■ What is asked
The records that follow should be retyped word for word.

■ Listing
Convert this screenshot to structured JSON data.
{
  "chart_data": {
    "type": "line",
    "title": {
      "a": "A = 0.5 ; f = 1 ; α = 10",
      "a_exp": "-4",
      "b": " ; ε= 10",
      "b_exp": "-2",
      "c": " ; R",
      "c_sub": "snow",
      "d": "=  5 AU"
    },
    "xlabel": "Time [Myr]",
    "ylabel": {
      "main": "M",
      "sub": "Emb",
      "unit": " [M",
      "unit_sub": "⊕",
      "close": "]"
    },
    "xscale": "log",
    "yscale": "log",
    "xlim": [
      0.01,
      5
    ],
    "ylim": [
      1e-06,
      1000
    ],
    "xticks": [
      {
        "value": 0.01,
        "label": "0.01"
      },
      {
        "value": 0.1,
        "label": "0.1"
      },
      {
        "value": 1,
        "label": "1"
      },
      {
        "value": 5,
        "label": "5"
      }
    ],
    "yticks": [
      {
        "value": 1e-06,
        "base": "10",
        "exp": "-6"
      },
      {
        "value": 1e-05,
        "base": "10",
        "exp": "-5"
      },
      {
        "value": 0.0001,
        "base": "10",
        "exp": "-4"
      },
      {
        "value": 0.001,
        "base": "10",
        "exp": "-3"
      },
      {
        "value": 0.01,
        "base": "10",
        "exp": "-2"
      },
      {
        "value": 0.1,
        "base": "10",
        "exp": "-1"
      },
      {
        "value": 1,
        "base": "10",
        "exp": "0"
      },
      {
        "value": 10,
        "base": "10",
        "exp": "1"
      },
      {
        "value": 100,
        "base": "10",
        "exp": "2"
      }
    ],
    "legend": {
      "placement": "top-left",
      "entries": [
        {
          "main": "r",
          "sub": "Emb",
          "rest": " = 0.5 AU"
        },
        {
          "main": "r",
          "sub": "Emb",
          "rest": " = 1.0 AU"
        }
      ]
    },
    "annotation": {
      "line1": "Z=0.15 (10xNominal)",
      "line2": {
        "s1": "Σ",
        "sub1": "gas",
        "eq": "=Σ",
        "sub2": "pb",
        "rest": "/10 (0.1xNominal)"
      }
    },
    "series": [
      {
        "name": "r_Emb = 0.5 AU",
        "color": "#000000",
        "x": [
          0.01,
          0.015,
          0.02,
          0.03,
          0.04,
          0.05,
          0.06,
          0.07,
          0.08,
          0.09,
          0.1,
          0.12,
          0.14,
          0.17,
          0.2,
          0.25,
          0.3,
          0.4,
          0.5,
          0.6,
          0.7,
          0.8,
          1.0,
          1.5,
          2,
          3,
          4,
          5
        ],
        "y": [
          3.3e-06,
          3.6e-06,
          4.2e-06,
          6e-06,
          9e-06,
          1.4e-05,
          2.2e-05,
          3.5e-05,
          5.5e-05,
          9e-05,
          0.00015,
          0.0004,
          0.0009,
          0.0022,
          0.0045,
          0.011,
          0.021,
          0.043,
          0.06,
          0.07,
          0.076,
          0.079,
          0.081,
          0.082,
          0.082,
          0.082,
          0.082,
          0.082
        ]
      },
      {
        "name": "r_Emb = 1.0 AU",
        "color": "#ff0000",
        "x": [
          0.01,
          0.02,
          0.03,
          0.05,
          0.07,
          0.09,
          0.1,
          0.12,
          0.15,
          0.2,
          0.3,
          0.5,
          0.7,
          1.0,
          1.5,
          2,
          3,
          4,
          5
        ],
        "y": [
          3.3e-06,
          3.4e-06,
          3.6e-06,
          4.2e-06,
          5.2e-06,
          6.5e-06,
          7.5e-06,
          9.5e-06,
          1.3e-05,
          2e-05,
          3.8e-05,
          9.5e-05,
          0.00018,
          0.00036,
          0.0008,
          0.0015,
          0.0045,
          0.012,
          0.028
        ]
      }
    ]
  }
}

■ Solution below
Convert this screenshot to structured JSON data.
{
  "chart_data": {
    "type": "line",
    "title": {
      "a": "A = 0.5 ; f = 1 ; α = 10",
      "a_exp": "-4",
      "b": " ; ε= 10",
      "b_exp": "-2",
      "c": " ; R",
      "c_sub": "snow",
      "d": "=  5 AU"
    },
    "xlabel": "Time [Myr]",
    "ylabel": {
      "main": "M",
      "sub": "Emb",
      "unit": " [M",
      "unit_sub": "⊕",
      "close": "]"
    },
    "xscale": "log",
    "yscale": "log",
    "xlim": [
      0.01,
      5
    ],
    "ylim": [
      1e-06,
      1000
    ],
    "xticks": [
      {
        "value": 0.01,
        "label": "0.01"
      },
      {
        "value": 0.1,
        "label": "0.1"
      },
      {
        "value": 1,
        "label": "1"
      },
      {
        "value": 5,
        "label": "5"
      }
    ],
    "yticks": [
      {
        "value": 1e-06,
        "base": "10",
        "exp": "-6"
      },
      {
        "value": 1e-05,
        "base": "10",
        "exp": "-5"
      },
      {
        "value": 0.0001,
        "base": "10",
        "exp": "-4"
      },
      {
        "value": 0.001,
        "base": "10",
        "exp": "-3"
      },
      {
        "value": 0.01,
        "base": "10",
        "exp": "-2"
      },
      {
        "value": 0.1,
        "base": "10",
        "exp": "-1"
      },
      {
        "value": 1,
        "base": "10",
        "exp": "0"
      },
      {
        "value": 10,
        "base": "10",
        "exp": "1"
      },
      {
        "value": 100,
        "base": "10",
        "exp": "2"
      }
    ],
    "legend": {
      "placement": "top-left",
      "entries": [
        {
          "main": "r",
          "sub": "Emb",
          "rest": " = 0.5 AU"
        },
        {
          "main": "r",
          "sub": "Emb",
          "rest": " = 1.0 AU"
        }
      ]
    },
    "annotation": {
      "line1": "Z=0.15 (10xNominal)",
      "line2": {
        "s1": "Σ",
        "sub1": "gas",
        "eq": "=Σ",
        "sub2": "pb",
        "rest": "/10 (0.1xNominal)"
      }
    },
    "series": [
      {
        "name": "r_Emb = 0.5 AU",
        "color": "#000000",
        "x": [
          0.01,
          0.015,
          0.02,
          0.03,
          0.04,
          0.05,
          0.06,
          0.07,
          0.08,
          0.09,
          0.1,
          0.12,
          0.14,
          0.17,
          0.2,
          0.25,
          0.3,
          0.4,
          0.5,
          0.6,
          0.7,
          0.8,
          1.0,
          1.5,
          2,
          3,
          4,
          5
        ],
        "y": [
          3.3e-06,
          3.6e-06,
          4.2e-06,
          6e-06,
          9e-06,
          1.4e-05,
          2.2e-05,
          3.5e-05,
          5.5e-05,
          9e-05,
          0.00015,
          0.0004,
          0.0009,
          0.0022,
          0.0045,
          0.011,
          0.021,
          0.043,
          0.06,
          0.07,
          0.076,
          0.079,
          0.081,
          0.082,
          0.082,
          0.082,
          0.082,
          0.082
        ]
      },
      {
        "name": "r_Emb = 1.0 AU",
        "color": "#ff0000",
        "x": [
          0.01,
          0.02,
          0.03,
          0.05,
          0.07,
          0.09,
          0.1,
          0.12,
          0.15,
          0.2,
          0.3,
          0.5,
          0.7,
          1.0,
          1.5,
          2,
          3,
          4,
          5
        ],
        "y": [
          3.3e-06,
          3.4e-06,
          3.6e-06,
          4.2e-06,
          5.2e-06,
          6.5e-06,
          7.5e-06,
          9.5e-06,
          1.3e-05,
          2e-05,
          3.8e-05,
          9.5e-05,
          0.00018,
          0.00036,
          0.0008,
          0.0015,
          0.0045,
          0.012,
          0.028
        ]
      }
    ]
  }
}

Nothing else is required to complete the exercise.